• PROMPT: Every line of the data must be copied exactly.

★ ★ ★ ★ ★ ★ ★

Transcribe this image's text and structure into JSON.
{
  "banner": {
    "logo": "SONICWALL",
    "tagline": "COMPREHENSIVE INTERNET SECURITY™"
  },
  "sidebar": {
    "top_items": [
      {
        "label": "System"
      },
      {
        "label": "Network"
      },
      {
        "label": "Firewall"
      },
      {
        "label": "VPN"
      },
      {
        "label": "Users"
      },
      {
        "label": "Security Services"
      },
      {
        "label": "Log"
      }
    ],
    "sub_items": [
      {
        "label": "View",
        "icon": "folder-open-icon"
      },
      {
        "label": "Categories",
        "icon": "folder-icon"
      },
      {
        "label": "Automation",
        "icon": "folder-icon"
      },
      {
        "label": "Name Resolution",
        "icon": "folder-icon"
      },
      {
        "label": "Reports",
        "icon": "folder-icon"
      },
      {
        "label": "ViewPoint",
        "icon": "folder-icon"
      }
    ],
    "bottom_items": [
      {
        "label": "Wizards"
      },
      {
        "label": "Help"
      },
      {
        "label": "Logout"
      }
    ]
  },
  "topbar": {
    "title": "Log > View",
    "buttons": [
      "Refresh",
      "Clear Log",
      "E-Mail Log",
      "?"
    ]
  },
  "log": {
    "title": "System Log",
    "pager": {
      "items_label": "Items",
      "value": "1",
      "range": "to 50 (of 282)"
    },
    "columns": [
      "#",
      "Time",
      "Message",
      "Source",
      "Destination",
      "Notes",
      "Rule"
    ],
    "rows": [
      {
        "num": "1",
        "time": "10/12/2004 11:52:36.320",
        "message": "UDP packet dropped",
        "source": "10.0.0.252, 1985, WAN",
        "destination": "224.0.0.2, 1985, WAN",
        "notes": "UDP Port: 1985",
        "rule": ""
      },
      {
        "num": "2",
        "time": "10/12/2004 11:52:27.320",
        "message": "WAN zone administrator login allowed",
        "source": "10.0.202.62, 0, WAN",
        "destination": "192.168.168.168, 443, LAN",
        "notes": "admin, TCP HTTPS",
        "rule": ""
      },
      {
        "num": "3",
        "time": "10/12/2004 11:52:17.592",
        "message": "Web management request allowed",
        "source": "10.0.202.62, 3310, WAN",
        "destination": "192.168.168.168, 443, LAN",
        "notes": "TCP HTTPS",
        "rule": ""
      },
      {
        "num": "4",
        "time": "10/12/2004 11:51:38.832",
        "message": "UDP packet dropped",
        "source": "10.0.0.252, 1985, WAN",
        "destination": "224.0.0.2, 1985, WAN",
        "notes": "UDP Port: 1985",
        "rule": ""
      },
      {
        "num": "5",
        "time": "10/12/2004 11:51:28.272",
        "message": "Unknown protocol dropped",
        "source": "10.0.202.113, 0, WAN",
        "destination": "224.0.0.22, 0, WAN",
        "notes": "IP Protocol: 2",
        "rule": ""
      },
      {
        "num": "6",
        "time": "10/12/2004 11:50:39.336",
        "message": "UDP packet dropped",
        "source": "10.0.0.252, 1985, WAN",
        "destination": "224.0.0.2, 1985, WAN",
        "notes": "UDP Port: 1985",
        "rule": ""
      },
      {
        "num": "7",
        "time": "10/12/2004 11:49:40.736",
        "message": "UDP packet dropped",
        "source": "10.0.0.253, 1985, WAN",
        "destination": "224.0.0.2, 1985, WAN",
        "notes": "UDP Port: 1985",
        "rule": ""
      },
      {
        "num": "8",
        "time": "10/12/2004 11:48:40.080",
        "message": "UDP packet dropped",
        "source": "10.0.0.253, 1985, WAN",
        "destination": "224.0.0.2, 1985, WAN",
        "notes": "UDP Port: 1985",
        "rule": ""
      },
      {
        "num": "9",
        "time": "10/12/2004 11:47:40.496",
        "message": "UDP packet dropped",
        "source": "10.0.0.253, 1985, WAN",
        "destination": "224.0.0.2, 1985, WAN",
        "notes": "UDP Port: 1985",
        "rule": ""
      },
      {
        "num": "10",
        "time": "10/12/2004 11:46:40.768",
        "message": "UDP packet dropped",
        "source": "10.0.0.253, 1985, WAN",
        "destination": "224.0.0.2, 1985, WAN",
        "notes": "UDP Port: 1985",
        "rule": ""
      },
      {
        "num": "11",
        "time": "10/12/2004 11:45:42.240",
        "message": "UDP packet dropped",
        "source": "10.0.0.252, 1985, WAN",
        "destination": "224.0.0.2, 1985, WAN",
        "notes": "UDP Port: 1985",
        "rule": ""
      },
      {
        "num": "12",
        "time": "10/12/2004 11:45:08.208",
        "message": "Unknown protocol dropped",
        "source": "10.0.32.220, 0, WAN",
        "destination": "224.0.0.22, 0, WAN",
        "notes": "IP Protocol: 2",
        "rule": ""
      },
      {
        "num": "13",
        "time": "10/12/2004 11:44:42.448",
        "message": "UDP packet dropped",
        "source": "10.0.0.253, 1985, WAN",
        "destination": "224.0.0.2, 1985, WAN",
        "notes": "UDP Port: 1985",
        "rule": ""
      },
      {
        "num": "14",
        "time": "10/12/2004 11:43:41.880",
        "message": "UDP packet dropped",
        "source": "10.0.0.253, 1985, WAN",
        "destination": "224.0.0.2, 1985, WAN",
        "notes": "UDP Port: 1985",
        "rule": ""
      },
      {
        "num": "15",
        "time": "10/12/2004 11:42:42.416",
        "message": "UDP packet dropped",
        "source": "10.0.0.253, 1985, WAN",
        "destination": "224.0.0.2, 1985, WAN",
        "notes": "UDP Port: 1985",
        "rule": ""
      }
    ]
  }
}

★ ★ ★ ★ ★ ★ ★

• RESULT OF THE EXERCISE:
Transcribe this image's text and structure into JSON.
{
  "banner": {
    "logo": "SONICWALL",
    "tagline": "COMPREHENSIVE INTERNET SECURITY™"
  },
  "sidebar": {
    "top_items": [
      {
        "label": "System"
      },
      {
        "label": "Network"
      },
      {
        "label": "Firewall"
      },
      {
        "label": "VPN"
      },
      {
        "label": "Users"
      },
      {
        "label": "Security Services"
      },
      {
        "label": "Log"
      }
    ],
    "sub_items": [
      {
        "label": "View",
        "icon": "folder-open-icon"
      },
      {
        "label": "Categories",
        "icon": "folder-icon"
      },
      {
        "label": "Automation",
        "icon": "folder-icon"
      },
      {
        "label": "Name Resolution",
        "icon": "folder-icon"
      },
      {
        "label": "Reports",
        "icon": "folder-icon"
      },
      {
        "label": "ViewPoint",
        "icon": "folder-icon"
      }
    ],
    "bottom_items": [
      {
        "label": "Wizards"
      },
      {
        "label": "Help"
      },
      {
        "label": "Logout"
      }
    ]
  },
  "topbar": {
    "title": "Log > View",
    "buttons": [
      "Refresh",
      "Clear Log",
      "E-Mail Log",
      "?"
    ]
  },
  "log": {
    "title": "System Log",
    "pager": {
      "items_label": "Items",
      "value": "1",
      "range": "to 50 (of 282)"
    },
    "columns": [
      "#",
      "Time",
      "Message",
      "Source",
      "Destination",
      "Notes",
      "Rule"
    ],
    "rows": [
      {
        "num": "1",
        "time": "10/12/2004 11:52:36.320",
        "message": "UDP packet dropped",
        "source": "10.0.0.252, 1985, WAN",
        "destination": "224.0.0.2, 1985, WAN",
        "notes": "UDP Port: 1985",
        "rule": ""
      },
      {
        "num": "2",
        "time": "10/12/2004 11:52:27.320",
        "message": "WAN zone administrator login allowed",
        "source": "10.0.202.62, 0, WAN",
        "destination": "192.168.168.168, 443, LAN",
        "notes": "admin, TCP HTTPS",
        "rule": ""
      },
      {
        "num": "3",
        "time": "10/12/2004 11:52:17.592",
        "message": "Web management request allowed",
        "source": "10.0.202.62, 3310, WAN",
        "destination": "192.168.168.168, 443, LAN",
        "notes": "TCP HTTPS",
        "rule": ""
      },
      {
        "num": "4",
        "time": "10/12/2004 11:51:38.832",
        "message": "UDP packet dropped",
        "source": "10.0.0.252, 1985, WAN",
        "destination": "224.0.0.2, 1985, WAN",
        "notes": "UDP Port: 1985",
        "rule": ""
      },
      {
        "num": "5",
        "time": "10/12/2004 11:51:28.272",
        "message": "Unknown protocol dropped",
        "source": "10.0.202.113, 0, WAN",
        "destination": "224.0.0.22, 0, WAN",
        "notes": "IP Protocol: 2",
        "rule": ""
      },
      {
        "num": "6",
        "time": "10/12/2004 11:50:39.336",
        "message": "UDP packet dropped",
        "source": "10.0.0.252, 1985, WAN",
        "destination": "224.0.0.2, 1985, WAN",
        "notes": "UDP Port: 1985",
        "rule": ""
      },
      {
        "num": "7",
        "time": "10/12/2004 11:49:40.736",
        "message": "UDP packet dropped",
        "source": "10.0.0.253, 1985, WAN",
        "destination": "224.0.0.2, 1985, WAN",
        "notes": "UDP Port: 1985",
        "rule": ""
      },
      {
        "num": "8",
        "time": "10/12/2004 11:48:40.080",
        "message": "UDP packet dropped",
        "source": "10.0.0.253, 1985, WAN",
        "destination": "224.0.0.2, 1985, WAN",
        "notes": "UDP Port: 1985",
        "rule": ""
      },
      {
        "num": "9",
        "time": "10/12/2004 11:47:40.496",
        "message": "UDP packet dropped",
        "source": "10.0.0.253, 1985, WAN",
        "destination": "224.0.0.2, 1985, WAN",
        "notes": "UDP Port: 1985",
        "rule": ""
      },
      {
        "num": "10",
        "time": "10/12/2004 11:46:40.768",
        "message": "UDP packet dropped",
        "source": "10.0.0.253, 1985, WAN",
        "destination": "224.0.0.2, 1985, WAN",
        "notes": "UDP Port: 1985",
        "rule": ""
      },
      {
        "num": "11",
        "time": "10/12/2004 11:45:42.240",
        "message": "UDP packet dropped",
        "source": "10.0.0.252, 1985, WAN",
        "destination": "224.0.0.2, 1985, WAN",
        "notes": "UDP Port: 1985",
        "rule": ""
      },
      {
        "num": "12",
        "time": "10/12/2004 11:45:08.208",
        "message": "Unknown protocol dropped",
        "source": "10.0.32.220, 0, WAN",
        "destination": "224.0.0.22, 0, WAN",
        "notes": "IP Protocol: 2",
        "rule": ""
      },
      {
        "num": "13",
        "time": "10/12/2004 11:44:42.448",
        "message": "UDP packet dropped",
        "source": "10.0.0.253, 1985, WAN",
        "destination": "224.0.0.2, 1985, WAN",
        "notes": "UDP Port: 1985",
        "rule": ""
      },
      {
        "num": "14",
        "time": "10/12/2004 11:43:41.880",
        "message": "UDP packet dropped",
        "source": "10.0.0.253, 1985, WAN",
        "destination": "224.0.0.2, 1985, WAN",
        "notes": "UDP Port: 1985",
        "rule": ""
      },
      {
        "num": "15",
        "time": "10/12/2004 11:42:42.416",
        "message": "UDP packet dropped",
        "source": "10.0.0.253, 1985, WAN",
        "destination": "224.0.0.2, 1985, WAN",
        "notes": "UDP Port: 1985",
        "rule": ""
      }
    ]
  }
}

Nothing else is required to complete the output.